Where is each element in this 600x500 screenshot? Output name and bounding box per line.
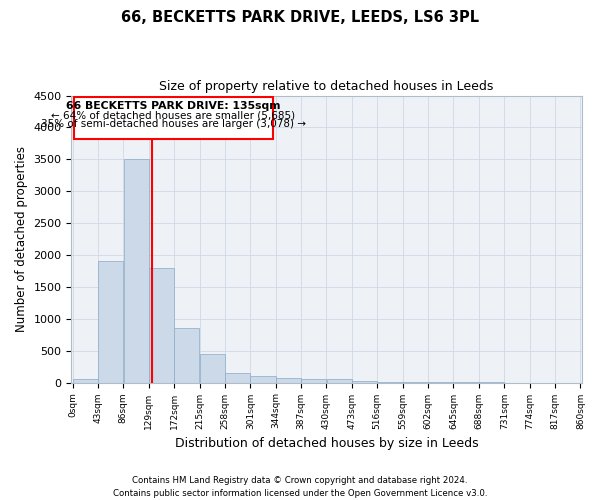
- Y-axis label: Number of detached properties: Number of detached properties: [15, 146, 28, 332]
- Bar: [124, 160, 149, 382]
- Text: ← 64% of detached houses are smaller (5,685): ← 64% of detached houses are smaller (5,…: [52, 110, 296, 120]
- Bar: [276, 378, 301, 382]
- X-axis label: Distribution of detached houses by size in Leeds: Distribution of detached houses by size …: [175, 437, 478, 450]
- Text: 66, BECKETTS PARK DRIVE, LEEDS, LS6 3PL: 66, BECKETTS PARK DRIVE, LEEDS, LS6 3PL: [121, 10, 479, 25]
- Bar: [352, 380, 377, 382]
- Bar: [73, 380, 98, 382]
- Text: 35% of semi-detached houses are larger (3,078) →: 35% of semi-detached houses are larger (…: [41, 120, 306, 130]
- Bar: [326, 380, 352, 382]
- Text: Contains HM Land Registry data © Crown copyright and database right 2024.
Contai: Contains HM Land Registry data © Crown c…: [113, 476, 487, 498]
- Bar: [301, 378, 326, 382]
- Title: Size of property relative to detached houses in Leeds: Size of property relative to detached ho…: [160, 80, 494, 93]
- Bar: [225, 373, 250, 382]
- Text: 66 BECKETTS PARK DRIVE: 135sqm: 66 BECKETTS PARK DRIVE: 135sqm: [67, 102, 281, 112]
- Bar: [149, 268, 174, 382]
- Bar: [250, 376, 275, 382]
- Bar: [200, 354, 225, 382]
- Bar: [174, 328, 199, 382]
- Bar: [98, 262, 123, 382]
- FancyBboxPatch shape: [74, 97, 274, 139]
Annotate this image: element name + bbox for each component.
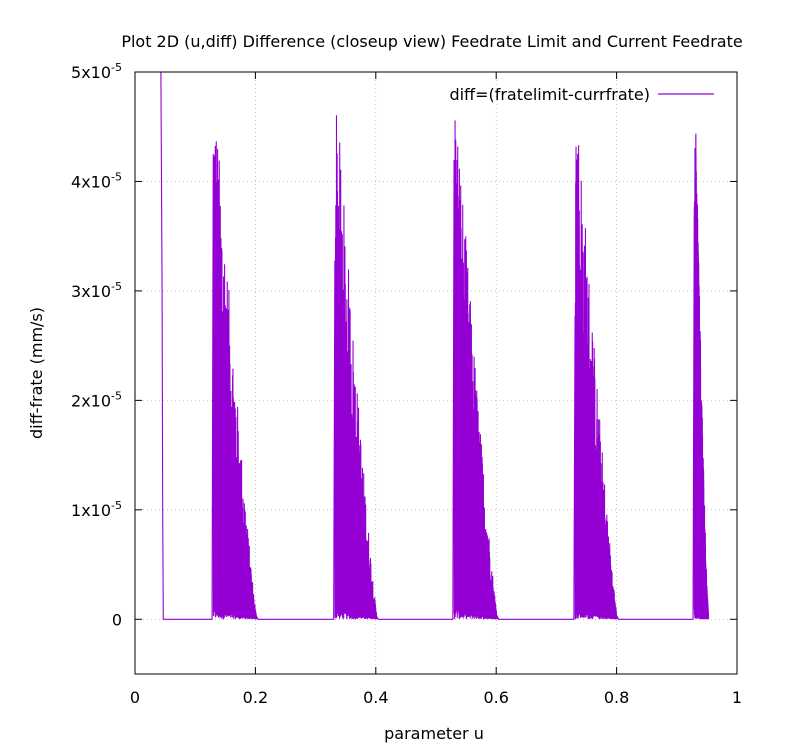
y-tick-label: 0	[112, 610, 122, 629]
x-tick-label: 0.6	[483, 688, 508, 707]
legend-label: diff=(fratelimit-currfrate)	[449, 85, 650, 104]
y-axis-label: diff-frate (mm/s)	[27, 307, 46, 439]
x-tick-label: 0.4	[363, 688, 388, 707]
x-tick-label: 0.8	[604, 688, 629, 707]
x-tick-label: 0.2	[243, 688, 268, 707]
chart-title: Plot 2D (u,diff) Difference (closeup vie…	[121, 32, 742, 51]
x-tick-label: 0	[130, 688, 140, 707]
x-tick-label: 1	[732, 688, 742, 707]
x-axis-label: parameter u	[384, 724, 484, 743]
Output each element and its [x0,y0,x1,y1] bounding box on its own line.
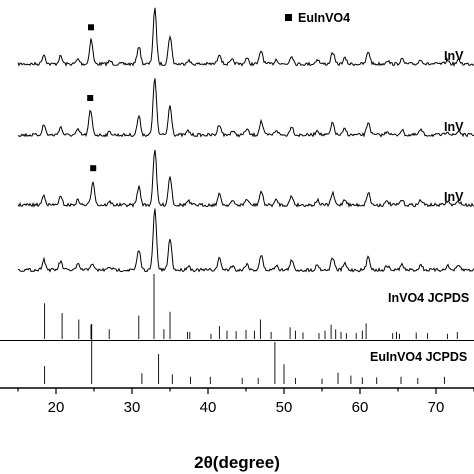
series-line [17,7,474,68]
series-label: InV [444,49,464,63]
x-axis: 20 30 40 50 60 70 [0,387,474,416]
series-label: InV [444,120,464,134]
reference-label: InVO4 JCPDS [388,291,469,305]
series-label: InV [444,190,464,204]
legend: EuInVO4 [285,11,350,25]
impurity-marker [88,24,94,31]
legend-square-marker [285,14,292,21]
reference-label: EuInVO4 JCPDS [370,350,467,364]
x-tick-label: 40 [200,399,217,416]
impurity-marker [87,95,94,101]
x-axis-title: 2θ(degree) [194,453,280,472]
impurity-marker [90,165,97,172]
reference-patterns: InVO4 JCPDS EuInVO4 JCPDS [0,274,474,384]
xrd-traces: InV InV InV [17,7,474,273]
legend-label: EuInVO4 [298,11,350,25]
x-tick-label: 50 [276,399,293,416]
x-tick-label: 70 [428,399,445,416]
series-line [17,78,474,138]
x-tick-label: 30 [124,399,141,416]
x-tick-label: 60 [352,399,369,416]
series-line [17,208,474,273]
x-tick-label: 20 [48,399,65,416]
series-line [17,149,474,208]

TASK STATEMENT: Put every line of the data above into a Markdown table with the columns Row and Line, numbering the rows and skipping blank lines. Leave the pictures out.

RESULT OF THE TASK:
| Row | Line |
|---|---|
| 1 | Where is each element in this 600x500 screenshot? Output name and bounding box per line. |
| 2 | - Y-axis label: Number of detached properties: Number of detached properties: [15, 146, 28, 332] |
| 3 | - Bar: [124, 160, 149, 382] |
| 4 | - Text: ← 64% of detached houses are smaller (5,685): ← 64% of detached houses are smaller (5,…: [52, 110, 296, 120] |
| 5 | - Bar: [276, 378, 301, 382] |
| 6 | - X-axis label: Distribution of detached houses by size in Leeds: Distribution of detached houses by size …: [175, 437, 478, 450] |
| 7 | - Text: 66, BECKETTS PARK DRIVE, LEEDS, LS6 3PL: 66, BECKETTS PARK DRIVE, LEEDS, LS6 3PL: [121, 10, 479, 25] |
| 8 | - Bar: [352, 380, 377, 382] |
| 9 | - Bar: [73, 380, 98, 382] |
| 10 | - Text: 35% of semi-detached houses are larger (3,078) →: 35% of semi-detached houses are larger (…: [41, 120, 306, 130] |
| 11 | - Bar: [326, 380, 352, 382] |
| 12 | - Text: Contains HM Land Registry data © Crown copyright and database right 2024. |
| 13 | Contai: Contains HM Land Registry data © Crown c…: [113, 476, 487, 498] |
| 14 | - Bar: [301, 378, 326, 382] |
| 15 | - Title: Size of property relative to detached houses in Leeds: Size of property relative to detached ho…: [160, 80, 494, 93] |
| 16 | - Bar: [225, 373, 250, 382] |
| 17 | - Text: 66 BECKETTS PARK DRIVE: 135sqm: 66 BECKETTS PARK DRIVE: 135sqm: [67, 102, 281, 112] |
| 18 | - Bar: [149, 268, 174, 382] |
| 19 | - Bar: [250, 376, 275, 382] |
| 20 | - Bar: [200, 354, 225, 382] |
| 21 | - Bar: [174, 328, 199, 382] |
| 22 | - Bar: [98, 262, 123, 382] |
| 23 | - FancyBboxPatch shape: [74, 97, 274, 139] |
| 24 | Annotate this image: element name + bbox for each component. |
| 25 | y-tick-label: 0	[112, 610, 122, 629] |
| 26 | x-tick-label: 0.6	[483, 688, 508, 707] |
| 27 | legend-label: diff=(fratelimit-currfrate)	[449, 85, 650, 104] |
| 28 | y-axis-label: diff-frate (mm/s)	[27, 307, 46, 439] |
| 29 | x-tick-label: 0.4	[363, 688, 388, 707] |
| 30 | x-tick-label: 0.8	[604, 688, 629, 707] |
| 31 | x-tick-label: 0.2	[243, 688, 268, 707] |
| 32 | chart-title: Plot 2D (u,diff) Difference (closeup vie…	[121, 32, 742, 51] |
| 33 | x-tick-label: 0	[130, 688, 140, 707] |
| 34 | x-tick-label: 1	[732, 688, 742, 707] |
| 35 | x-axis-label: parameter u	[384, 724, 484, 743] |
| 36 | Output each element and its [x0,y0,x1,y1] bounding box on its own line. |
| 37 | series-line [17,7,474,68] |
| 38 | series-label: InV [444,49,464,63] |
| 39 | x-axis: 20 30 40 50 60 70 [0,387,474,416] |
| 40 | series-label: InV [444,120,464,134] |
| 41 | reference-label: InVO4 JCPDS [388,291,469,305] |
| 42 | series-label: InV [444,190,464,204] |
| 43 | legend: EuInVO4 [285,11,350,25] |
| 44 | impurity-marker [88,24,94,31] |
| 45 | legend-square-marker [285,14,292,21] |
| 46 | reference-label: EuInVO4 JCPDS [370,350,467,364] |
| 47 | x-tick-label: 40 [200,399,217,416] |
| 48 | impurity-marker [87,95,94,101] |
| 49 | x-axis-title: 2θ(degree) [194,453,280,472] |
| 50 | impurity-marker [90,165,97,172] |
| 51 | reference-patterns: InVO4 JCPDS EuInVO4 JCPDS [0,274,474,384] |
| 52 | xrd-traces: InV InV InV [17,7,474,273] |
| 53 | legend-label: EuInVO4 [298,11,350,25] |
| 54 | x-tick-label: 50 [276,399,293,416] |
| 55 | x-tick-label: 70 [428,399,445,416] |
| 56 | series-line [17,78,474,138] |
| 57 | x-tick-label: 30 [124,399,141,416] |
| 58 | x-tick-label: 60 [352,399,369,416] |
| 59 | series-line [17,208,474,273] |
| 60 | x-tick-label: 20 [48,399,65,416] |
| 61 | series-line [17,149,474,208] |